Your answer is a single number: the count of lines that contain the string "know".

— Begin MATERIAL PROVIDED —

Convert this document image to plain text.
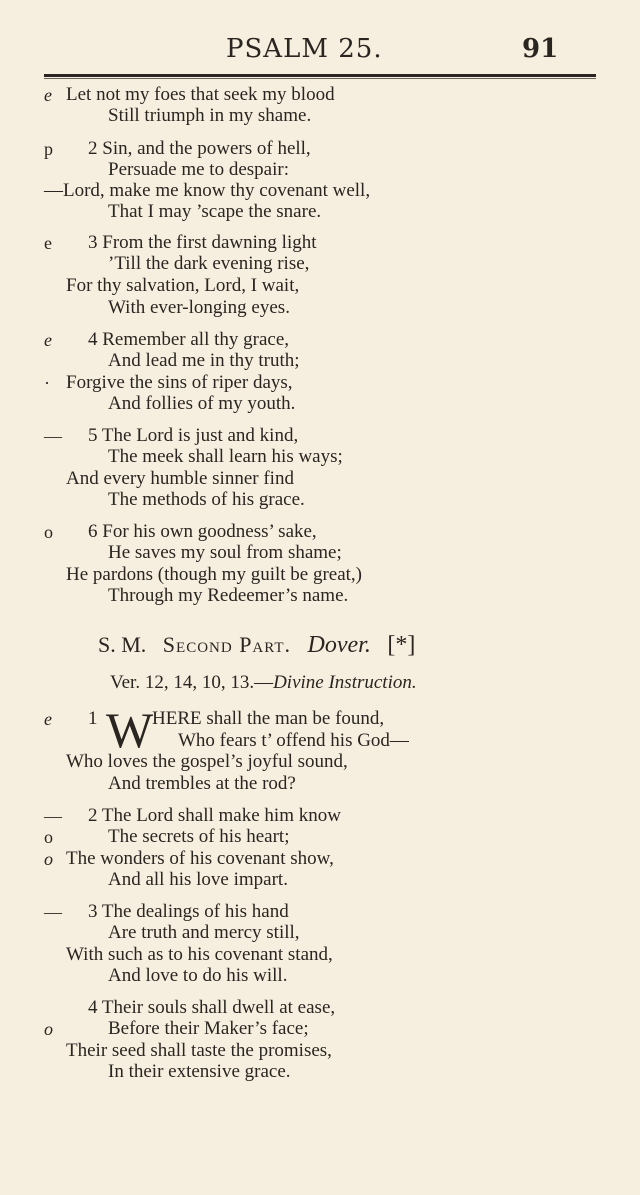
PSALM 25.	91
e Let not my foes that seek my blood
Still triumph in my shame.
p 2 Sin, and the powers of hell,
Persuade me to despair:
—Lord, make me know thy covenant well,
That I may ’scape the snare.
e 3 From the first dawning light
’Till the dark evening rise,
For thy salvation, Lord, I wait,
With ever-longing eyes.
e 4 Remember all thy grace,
And lead me in thy truth;
· Forgive the sins of riper days,
And follies of my youth.
— 5 The Lord is just and kind,
The meek shall learn his ways;
And every humble sinner find
The methods of his grace.
o 6 For his own goodness’ sake,
He saves my soul from shame;
He pardons (though my guilt be great,)
Through my Redeemer’s name.
S. M. Second Part. Dover. [*]
Ver. 12, 14, 10, 13.—Divine Instruction.
e 1 W
HERE shall the man be found,
Who fears t’ offend his God—
Who loves the gospel’s joyful sound,
And trembles at the rod?
— 2 The Lord shall make him know
o	The secrets of his heart;
o The wonders of his covenant show,
And all his love impart.
— 3 The dealings of his hand
Are truth and mercy still,
With such as to his covenant stand,
And love to do his will.
4 Their souls shall dwell at ease,
o	Before their Maker’s face;
Their seed shall taste the promises,
In their extensive grace.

— End MATERIAL PROVIDED —

# EXERCISE RESPONSE
2